Only the lines holding the string "check" are needed. Copy each one.

__Collected data entries__.
• • • • •

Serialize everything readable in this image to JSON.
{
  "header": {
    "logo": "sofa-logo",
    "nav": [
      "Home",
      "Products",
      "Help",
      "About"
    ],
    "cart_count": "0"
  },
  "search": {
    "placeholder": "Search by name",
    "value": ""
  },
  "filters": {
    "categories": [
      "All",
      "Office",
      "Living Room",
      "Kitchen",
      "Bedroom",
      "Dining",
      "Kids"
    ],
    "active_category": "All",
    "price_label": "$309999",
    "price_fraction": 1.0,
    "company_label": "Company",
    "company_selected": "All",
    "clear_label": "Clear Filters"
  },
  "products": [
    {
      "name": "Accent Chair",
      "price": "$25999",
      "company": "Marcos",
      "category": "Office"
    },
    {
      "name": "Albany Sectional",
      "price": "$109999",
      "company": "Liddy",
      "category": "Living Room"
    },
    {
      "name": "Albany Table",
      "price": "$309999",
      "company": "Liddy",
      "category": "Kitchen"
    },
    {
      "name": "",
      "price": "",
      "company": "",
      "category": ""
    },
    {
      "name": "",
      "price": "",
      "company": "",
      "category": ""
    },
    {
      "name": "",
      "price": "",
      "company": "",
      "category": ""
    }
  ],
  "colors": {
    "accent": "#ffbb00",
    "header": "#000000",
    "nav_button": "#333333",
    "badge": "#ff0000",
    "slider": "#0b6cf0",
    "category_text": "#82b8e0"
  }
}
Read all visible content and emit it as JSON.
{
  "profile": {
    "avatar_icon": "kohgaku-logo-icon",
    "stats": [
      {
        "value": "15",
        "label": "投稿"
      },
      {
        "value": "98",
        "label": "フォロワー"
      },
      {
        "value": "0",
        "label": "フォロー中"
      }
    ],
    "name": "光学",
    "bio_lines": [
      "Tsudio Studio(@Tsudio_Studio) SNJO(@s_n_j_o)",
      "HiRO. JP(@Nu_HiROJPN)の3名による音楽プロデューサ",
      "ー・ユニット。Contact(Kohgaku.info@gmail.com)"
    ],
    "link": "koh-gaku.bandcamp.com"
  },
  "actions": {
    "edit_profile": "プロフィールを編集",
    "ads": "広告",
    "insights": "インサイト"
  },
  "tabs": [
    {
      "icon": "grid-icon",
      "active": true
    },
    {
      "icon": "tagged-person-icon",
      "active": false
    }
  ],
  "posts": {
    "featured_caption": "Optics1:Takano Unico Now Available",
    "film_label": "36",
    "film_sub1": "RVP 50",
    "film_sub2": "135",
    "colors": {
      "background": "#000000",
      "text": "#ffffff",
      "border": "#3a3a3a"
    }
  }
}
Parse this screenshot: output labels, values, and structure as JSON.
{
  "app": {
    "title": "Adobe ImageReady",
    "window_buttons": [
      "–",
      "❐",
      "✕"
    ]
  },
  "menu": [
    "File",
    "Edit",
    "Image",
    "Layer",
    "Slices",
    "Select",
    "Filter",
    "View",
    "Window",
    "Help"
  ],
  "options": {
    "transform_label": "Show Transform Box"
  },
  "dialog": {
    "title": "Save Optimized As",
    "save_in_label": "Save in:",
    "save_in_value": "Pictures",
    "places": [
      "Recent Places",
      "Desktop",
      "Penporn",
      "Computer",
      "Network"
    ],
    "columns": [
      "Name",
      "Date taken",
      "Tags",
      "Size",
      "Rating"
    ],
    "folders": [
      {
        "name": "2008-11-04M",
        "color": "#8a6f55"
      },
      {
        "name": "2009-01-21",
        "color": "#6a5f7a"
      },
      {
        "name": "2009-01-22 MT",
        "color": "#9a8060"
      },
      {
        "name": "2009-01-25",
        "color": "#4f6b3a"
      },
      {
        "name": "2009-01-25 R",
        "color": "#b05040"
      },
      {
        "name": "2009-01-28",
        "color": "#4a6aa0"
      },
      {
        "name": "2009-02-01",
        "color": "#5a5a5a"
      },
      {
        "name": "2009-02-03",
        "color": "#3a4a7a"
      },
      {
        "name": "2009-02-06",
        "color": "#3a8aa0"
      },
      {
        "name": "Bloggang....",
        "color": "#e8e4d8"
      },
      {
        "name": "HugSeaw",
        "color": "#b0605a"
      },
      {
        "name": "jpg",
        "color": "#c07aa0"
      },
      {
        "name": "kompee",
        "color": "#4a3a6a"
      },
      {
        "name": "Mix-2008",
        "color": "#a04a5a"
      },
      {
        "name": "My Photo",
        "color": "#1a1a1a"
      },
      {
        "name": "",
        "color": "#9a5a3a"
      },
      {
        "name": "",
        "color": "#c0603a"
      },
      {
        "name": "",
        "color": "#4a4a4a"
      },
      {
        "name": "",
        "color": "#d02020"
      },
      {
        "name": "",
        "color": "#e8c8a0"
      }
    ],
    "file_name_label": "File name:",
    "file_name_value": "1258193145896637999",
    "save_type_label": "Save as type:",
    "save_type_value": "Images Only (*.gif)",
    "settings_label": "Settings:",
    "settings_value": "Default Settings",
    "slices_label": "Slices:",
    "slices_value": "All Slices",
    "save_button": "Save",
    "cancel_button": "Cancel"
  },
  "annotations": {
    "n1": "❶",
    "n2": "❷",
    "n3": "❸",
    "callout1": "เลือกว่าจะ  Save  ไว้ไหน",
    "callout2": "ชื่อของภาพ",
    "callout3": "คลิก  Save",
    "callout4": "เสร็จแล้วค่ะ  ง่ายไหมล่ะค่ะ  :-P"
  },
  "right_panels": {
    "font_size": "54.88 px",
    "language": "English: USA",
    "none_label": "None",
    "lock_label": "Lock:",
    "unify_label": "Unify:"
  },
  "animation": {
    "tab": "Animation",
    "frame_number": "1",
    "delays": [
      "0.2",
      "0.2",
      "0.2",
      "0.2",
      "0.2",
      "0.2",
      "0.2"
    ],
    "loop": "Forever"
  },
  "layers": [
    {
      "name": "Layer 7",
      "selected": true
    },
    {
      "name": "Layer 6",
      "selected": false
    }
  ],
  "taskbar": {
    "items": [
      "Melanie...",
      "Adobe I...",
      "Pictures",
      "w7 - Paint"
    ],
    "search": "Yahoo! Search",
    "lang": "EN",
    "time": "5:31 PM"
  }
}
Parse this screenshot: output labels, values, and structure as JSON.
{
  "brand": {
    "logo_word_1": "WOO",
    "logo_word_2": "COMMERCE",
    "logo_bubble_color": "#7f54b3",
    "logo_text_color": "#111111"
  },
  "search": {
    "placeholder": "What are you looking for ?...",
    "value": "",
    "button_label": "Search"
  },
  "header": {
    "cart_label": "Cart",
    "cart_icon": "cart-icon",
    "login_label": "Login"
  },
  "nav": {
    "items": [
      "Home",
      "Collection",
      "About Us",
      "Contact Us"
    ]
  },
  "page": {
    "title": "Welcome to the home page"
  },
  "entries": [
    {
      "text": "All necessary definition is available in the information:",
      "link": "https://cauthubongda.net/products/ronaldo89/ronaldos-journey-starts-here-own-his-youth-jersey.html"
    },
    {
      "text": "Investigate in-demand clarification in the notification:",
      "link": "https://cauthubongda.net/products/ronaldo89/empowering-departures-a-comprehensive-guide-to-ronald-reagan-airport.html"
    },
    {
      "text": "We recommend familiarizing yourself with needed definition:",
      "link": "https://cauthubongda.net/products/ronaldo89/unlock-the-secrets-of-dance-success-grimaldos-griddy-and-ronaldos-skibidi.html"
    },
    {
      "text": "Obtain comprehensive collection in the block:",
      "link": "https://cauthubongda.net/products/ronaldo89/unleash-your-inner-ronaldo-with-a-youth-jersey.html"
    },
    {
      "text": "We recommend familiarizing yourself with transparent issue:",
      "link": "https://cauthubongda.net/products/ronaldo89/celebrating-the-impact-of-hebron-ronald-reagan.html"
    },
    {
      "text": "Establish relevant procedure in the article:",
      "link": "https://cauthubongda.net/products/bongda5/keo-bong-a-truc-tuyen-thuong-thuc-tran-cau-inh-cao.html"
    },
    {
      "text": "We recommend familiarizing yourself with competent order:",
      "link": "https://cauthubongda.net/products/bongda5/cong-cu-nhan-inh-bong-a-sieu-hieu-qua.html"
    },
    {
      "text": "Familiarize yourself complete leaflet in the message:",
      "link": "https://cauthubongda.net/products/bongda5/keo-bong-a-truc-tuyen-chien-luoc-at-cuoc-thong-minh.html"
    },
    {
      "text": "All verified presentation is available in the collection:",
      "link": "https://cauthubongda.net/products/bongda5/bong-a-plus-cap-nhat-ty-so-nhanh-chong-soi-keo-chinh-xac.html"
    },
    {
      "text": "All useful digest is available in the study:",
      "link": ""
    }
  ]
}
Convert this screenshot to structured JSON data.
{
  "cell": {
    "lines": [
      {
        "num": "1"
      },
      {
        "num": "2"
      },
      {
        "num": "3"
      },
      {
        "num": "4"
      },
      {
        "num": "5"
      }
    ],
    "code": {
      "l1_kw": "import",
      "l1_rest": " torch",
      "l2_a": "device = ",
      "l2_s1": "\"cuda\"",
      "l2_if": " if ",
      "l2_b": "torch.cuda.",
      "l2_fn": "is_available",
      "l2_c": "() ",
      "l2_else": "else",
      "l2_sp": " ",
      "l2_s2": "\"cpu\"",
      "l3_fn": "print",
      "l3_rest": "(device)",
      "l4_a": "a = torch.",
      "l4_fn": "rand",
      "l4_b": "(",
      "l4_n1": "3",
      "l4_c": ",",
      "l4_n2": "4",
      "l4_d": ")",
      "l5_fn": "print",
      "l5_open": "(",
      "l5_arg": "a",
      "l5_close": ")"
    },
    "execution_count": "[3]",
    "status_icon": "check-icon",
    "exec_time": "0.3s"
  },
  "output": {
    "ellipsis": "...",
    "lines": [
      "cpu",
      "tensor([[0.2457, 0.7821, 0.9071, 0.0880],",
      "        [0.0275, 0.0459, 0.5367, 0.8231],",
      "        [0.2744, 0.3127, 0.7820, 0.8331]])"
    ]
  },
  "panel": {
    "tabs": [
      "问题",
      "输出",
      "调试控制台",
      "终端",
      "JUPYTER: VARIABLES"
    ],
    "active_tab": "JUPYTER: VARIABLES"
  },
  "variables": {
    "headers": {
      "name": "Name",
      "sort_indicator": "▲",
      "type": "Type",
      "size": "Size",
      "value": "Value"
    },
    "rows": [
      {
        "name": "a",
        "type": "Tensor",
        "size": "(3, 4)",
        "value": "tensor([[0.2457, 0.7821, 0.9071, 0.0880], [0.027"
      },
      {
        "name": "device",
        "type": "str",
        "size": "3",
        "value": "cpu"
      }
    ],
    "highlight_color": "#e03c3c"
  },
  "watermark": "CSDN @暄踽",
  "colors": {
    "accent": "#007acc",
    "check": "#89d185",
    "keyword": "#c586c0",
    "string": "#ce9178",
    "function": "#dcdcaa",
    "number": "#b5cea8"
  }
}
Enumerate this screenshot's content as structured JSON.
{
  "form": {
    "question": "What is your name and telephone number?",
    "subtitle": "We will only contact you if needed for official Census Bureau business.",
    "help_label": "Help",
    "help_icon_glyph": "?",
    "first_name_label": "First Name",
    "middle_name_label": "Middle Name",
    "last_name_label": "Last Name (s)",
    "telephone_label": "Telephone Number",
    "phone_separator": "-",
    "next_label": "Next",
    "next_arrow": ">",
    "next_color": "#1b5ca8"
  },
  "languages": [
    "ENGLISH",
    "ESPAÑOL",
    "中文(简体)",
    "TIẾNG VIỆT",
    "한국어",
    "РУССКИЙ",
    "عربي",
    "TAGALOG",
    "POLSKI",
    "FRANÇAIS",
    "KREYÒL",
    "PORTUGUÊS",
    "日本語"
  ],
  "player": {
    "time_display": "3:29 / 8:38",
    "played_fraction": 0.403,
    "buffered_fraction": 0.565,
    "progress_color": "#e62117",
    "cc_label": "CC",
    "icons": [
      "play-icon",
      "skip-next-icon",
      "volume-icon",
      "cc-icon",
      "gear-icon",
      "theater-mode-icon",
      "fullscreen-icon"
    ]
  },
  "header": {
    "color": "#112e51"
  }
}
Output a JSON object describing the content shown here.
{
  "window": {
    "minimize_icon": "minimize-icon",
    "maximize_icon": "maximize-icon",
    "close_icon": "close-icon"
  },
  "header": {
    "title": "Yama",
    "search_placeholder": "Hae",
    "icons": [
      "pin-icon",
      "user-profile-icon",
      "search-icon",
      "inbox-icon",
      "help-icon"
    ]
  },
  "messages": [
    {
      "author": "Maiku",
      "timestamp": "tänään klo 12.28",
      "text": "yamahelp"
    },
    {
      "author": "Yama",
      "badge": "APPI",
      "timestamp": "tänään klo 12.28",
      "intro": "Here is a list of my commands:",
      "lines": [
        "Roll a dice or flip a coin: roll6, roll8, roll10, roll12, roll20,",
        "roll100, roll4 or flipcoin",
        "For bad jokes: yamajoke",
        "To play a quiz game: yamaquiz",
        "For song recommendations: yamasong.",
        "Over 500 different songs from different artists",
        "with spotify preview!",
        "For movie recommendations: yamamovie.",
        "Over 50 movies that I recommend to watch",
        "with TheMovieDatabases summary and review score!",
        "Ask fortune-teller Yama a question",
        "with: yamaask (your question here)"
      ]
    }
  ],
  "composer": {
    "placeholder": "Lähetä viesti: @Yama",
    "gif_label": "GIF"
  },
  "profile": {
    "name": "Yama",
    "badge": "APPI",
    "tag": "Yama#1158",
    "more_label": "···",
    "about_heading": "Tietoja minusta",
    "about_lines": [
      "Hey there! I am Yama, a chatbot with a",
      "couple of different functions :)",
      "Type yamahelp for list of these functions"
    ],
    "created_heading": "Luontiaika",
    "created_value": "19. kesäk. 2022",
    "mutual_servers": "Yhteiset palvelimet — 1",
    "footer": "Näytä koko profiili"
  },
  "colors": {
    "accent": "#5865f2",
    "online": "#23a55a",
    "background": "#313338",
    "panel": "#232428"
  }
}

• • • • •

__SOLUTION FOR THIS TASK__.
    "status_icon": "check-icon",
    "check": "#89d185",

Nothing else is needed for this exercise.